*WHAT IS REQUIRED:* Which lines hold the word "Gender"? Copy each one.

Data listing

——————

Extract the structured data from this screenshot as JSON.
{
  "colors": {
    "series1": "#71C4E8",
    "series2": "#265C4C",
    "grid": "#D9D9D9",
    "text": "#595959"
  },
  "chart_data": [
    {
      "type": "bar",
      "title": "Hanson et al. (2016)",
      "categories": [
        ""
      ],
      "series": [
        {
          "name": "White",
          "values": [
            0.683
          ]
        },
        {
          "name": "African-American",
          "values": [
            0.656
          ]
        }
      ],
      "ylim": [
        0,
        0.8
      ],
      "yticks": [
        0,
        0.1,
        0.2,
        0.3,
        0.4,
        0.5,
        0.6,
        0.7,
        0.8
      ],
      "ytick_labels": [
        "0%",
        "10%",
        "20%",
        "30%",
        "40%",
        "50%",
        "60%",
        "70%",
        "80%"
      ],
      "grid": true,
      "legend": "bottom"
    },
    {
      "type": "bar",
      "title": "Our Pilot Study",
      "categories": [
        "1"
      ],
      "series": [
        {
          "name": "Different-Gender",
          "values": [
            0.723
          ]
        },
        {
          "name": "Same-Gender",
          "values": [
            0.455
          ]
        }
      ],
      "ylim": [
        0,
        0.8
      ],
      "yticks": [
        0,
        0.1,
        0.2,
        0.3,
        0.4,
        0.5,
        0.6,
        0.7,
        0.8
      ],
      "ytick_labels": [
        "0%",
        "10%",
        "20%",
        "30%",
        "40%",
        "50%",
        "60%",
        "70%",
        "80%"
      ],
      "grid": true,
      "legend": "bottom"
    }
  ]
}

——————

*CORRECT RESPONSE:*
          "name": "Different-Gender",
          "name": "Same-Gender",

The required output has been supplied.